### Dataset records
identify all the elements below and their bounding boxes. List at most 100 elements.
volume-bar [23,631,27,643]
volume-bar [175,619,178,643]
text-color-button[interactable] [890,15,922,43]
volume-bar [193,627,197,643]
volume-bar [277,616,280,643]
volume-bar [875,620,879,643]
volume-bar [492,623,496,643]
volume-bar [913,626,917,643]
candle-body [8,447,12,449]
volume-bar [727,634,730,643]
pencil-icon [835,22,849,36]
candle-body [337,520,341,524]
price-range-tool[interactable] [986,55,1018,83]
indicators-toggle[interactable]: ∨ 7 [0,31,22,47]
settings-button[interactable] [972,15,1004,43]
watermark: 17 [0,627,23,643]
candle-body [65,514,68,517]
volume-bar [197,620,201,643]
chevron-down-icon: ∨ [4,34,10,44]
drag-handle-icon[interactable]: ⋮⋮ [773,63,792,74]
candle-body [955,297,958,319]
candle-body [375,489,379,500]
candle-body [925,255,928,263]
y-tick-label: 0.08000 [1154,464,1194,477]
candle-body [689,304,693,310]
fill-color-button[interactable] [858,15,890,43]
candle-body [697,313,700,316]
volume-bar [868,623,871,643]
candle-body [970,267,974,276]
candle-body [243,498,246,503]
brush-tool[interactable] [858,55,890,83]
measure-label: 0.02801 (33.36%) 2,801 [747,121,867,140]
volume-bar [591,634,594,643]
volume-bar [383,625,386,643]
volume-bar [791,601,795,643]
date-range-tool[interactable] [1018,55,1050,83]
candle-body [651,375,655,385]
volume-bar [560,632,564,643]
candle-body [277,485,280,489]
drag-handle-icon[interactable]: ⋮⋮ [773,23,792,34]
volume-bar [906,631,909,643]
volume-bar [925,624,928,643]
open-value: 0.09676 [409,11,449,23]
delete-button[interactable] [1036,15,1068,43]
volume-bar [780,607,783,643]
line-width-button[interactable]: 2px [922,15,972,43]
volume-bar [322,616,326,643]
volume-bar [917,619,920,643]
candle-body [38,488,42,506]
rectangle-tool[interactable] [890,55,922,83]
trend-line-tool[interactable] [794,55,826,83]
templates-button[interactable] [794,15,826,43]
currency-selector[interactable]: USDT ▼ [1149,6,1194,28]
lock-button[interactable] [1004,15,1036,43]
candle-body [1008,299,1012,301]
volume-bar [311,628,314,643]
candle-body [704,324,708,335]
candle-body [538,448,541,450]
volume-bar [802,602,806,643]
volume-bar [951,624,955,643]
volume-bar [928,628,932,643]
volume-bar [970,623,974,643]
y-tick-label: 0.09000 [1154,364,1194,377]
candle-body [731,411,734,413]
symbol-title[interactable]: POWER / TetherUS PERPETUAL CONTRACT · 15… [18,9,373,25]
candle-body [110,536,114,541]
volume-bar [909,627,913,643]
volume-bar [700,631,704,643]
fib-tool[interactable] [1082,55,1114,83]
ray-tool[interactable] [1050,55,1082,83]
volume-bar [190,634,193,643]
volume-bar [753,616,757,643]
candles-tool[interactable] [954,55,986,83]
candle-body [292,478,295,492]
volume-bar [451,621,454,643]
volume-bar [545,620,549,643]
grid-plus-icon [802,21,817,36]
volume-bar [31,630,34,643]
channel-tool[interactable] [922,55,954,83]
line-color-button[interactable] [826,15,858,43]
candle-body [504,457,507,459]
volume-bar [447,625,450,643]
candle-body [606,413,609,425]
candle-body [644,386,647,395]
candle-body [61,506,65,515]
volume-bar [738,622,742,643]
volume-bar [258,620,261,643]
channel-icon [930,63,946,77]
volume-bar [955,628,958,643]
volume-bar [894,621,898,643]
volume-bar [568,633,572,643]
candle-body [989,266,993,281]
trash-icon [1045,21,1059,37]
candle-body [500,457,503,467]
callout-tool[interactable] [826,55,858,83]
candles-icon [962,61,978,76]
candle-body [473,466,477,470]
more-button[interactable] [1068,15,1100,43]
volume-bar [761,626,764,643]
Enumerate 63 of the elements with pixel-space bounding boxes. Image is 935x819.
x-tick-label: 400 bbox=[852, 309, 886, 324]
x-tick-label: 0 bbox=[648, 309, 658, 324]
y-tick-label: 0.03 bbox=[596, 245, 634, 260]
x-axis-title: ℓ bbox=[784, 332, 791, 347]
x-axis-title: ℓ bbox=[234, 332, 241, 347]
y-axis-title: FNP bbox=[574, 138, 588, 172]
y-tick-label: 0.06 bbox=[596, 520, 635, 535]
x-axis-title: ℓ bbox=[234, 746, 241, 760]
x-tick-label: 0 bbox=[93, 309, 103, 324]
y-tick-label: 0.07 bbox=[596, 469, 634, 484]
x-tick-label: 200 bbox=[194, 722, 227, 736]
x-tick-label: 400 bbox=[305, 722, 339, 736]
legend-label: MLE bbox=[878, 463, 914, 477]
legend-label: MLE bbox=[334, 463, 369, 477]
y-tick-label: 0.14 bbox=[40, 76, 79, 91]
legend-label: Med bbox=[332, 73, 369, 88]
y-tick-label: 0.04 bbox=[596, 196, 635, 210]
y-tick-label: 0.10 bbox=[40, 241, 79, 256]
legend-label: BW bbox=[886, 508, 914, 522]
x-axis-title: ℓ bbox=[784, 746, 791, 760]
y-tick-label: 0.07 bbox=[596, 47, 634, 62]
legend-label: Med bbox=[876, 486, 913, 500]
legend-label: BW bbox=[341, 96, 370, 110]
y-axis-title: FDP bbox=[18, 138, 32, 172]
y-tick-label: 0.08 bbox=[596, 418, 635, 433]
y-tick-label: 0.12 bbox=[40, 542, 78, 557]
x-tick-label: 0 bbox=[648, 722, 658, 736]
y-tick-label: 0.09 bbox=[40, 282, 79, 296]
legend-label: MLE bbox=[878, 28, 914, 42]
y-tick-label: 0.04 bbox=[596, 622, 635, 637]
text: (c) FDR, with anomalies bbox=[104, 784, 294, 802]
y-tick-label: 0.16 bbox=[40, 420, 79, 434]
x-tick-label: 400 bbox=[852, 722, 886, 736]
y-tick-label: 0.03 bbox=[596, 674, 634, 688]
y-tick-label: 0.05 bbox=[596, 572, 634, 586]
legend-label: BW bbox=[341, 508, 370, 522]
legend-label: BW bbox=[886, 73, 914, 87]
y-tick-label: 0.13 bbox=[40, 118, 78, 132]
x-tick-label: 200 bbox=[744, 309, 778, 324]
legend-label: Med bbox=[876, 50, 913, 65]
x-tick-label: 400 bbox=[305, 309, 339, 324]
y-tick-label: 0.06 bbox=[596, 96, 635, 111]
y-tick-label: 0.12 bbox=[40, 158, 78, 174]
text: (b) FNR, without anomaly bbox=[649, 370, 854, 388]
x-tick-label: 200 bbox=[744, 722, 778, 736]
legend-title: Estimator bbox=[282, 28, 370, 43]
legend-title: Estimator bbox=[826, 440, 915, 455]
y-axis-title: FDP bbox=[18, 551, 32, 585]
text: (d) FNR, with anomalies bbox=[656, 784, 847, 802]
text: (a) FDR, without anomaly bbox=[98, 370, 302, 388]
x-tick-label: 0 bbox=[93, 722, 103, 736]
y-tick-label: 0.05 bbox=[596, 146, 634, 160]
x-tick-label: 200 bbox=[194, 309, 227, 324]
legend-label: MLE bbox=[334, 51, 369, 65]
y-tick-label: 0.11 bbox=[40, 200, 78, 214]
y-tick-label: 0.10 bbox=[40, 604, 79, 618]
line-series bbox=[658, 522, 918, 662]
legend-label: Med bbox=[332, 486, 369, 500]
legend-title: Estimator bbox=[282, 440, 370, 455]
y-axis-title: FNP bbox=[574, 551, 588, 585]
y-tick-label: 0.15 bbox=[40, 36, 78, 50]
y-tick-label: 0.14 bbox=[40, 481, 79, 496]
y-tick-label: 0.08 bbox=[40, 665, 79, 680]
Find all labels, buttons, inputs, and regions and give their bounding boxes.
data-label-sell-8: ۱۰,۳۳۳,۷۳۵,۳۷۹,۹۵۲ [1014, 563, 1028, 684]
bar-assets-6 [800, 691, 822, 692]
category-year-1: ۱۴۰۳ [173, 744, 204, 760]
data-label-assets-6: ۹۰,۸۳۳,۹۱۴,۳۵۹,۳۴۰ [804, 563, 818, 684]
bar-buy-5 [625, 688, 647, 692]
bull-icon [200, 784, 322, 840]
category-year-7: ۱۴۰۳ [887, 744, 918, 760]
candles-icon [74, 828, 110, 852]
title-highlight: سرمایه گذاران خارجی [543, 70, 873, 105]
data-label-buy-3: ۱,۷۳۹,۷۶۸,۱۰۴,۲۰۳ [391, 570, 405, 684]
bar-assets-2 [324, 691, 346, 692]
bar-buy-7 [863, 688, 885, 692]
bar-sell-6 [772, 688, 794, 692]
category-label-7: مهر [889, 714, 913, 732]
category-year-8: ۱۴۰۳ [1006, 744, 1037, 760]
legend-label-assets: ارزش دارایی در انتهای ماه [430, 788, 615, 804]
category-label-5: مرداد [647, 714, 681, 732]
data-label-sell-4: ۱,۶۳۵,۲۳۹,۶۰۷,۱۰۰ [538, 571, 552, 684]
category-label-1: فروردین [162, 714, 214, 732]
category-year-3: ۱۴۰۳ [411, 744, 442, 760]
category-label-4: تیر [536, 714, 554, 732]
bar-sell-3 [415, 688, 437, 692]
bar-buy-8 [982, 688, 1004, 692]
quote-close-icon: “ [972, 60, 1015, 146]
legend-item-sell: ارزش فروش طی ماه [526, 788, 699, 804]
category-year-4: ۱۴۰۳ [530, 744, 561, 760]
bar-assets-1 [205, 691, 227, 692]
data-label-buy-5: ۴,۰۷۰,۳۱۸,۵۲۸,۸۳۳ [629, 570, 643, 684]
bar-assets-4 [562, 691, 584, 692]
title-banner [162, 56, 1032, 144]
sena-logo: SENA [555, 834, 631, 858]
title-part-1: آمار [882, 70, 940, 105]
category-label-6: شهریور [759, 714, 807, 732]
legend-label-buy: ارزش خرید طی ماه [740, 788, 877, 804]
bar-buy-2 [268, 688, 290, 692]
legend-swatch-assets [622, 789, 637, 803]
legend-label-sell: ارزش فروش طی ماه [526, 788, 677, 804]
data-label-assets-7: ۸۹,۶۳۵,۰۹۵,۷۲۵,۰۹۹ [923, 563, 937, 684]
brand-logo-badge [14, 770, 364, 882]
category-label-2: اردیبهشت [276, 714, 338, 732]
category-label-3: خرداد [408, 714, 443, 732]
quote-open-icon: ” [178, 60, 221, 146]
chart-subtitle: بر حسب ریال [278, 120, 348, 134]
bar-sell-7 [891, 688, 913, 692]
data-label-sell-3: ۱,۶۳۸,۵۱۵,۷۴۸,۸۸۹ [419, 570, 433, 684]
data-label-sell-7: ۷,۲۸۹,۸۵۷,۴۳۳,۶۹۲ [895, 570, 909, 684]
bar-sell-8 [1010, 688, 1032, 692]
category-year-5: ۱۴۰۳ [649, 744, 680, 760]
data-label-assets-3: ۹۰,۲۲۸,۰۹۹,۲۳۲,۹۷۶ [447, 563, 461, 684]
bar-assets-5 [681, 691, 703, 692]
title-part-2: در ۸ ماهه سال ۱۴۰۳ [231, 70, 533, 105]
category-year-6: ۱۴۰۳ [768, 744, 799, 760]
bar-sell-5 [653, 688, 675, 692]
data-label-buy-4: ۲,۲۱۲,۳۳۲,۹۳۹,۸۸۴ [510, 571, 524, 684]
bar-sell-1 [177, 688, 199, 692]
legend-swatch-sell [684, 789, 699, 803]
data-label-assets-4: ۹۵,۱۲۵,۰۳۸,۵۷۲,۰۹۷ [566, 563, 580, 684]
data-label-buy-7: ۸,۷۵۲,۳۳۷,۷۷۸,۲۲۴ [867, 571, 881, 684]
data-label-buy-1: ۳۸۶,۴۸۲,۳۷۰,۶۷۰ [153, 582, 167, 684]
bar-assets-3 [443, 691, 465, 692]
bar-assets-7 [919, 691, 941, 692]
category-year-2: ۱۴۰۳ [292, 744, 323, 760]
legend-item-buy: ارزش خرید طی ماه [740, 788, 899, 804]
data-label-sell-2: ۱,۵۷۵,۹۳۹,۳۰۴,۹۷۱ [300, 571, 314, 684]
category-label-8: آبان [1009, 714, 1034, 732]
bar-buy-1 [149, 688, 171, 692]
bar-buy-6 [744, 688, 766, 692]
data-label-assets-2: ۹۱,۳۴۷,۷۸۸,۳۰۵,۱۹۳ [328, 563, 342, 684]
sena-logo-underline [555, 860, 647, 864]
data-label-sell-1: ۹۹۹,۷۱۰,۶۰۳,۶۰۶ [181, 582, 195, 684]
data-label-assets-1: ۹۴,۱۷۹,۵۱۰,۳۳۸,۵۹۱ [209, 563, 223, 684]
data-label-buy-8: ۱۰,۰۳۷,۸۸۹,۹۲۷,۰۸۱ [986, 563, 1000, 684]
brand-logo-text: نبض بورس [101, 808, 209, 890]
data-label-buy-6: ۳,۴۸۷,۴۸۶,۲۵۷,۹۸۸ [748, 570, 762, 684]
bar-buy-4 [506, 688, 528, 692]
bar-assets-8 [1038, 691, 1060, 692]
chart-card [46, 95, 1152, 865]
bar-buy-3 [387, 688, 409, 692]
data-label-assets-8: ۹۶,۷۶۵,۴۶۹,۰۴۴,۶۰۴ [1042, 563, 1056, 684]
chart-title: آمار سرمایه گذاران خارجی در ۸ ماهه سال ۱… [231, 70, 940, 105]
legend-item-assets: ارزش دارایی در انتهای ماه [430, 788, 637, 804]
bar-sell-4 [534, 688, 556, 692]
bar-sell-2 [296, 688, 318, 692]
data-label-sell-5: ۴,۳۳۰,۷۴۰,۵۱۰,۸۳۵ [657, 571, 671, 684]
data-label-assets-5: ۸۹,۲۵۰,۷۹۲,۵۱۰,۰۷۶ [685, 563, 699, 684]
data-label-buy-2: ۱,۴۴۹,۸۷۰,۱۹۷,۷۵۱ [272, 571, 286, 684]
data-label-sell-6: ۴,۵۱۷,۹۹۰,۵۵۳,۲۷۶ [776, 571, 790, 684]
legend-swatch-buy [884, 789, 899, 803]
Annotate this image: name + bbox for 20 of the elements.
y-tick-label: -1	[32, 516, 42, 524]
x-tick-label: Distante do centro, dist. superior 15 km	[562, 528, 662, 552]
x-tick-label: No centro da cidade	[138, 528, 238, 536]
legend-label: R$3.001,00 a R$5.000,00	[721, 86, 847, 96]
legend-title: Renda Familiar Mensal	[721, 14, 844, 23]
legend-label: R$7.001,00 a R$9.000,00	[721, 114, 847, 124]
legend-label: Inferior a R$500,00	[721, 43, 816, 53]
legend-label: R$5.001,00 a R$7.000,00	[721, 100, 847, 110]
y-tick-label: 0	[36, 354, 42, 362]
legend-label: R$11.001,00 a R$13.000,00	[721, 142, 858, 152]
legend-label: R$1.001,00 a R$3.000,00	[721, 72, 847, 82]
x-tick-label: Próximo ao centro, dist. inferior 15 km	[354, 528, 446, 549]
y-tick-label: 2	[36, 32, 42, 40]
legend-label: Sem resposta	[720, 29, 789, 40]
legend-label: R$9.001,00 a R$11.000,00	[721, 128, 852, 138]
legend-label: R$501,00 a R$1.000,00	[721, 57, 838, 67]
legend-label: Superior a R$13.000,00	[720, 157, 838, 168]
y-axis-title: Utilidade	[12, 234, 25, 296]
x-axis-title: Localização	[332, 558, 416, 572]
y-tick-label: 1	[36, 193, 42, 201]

### Required task
Copy out the material above word for word, from its first line through the line containing "volume-bar [791,601,795,643]", including that line.

### Written solution
identify all the elements below and their bounding boxes. List at most 100 elements.
volume-bar [23,631,27,643]
volume-bar [175,619,178,643]
text-color-button[interactable] [890,15,922,43]
volume-bar [193,627,197,643]
volume-bar [277,616,280,643]
volume-bar [875,620,879,643]
volume-bar [492,623,496,643]
volume-bar [913,626,917,643]
candle-body [8,447,12,449]
volume-bar [727,634,730,643]
pencil-icon [835,22,849,36]
candle-body [337,520,341,524]
price-range-tool[interactable] [986,55,1018,83]
indicators-toggle[interactable]: ∨ 7 [0,31,22,47]
settings-button[interactable] [972,15,1004,43]
watermark: 17 [0,627,23,643]
candle-body [65,514,68,517]
volume-bar [197,620,201,643]
chevron-down-icon: ∨ [4,34,10,44]
drag-handle-icon[interactable]: ⋮⋮ [773,63,792,74]
candle-body [955,297,958,319]
candle-body [375,489,379,500]
candle-body [925,255,928,263]
y-tick-label: 0.08000 [1154,464,1194,477]
candle-body [689,304,693,310]
fill-color-button[interactable] [858,15,890,43]
candle-body [697,313,700,316]
volume-bar [868,623,871,643]
candle-body [970,267,974,276]
candle-body [243,498,246,503]
brush-tool[interactable] [858,55,890,83]
measure-label: 0.02801 (33.36%) 2,801 [747,121,867,140]
volume-bar [591,634,594,643]
volume-bar [383,625,386,643]
volume-bar [791,601,795,643]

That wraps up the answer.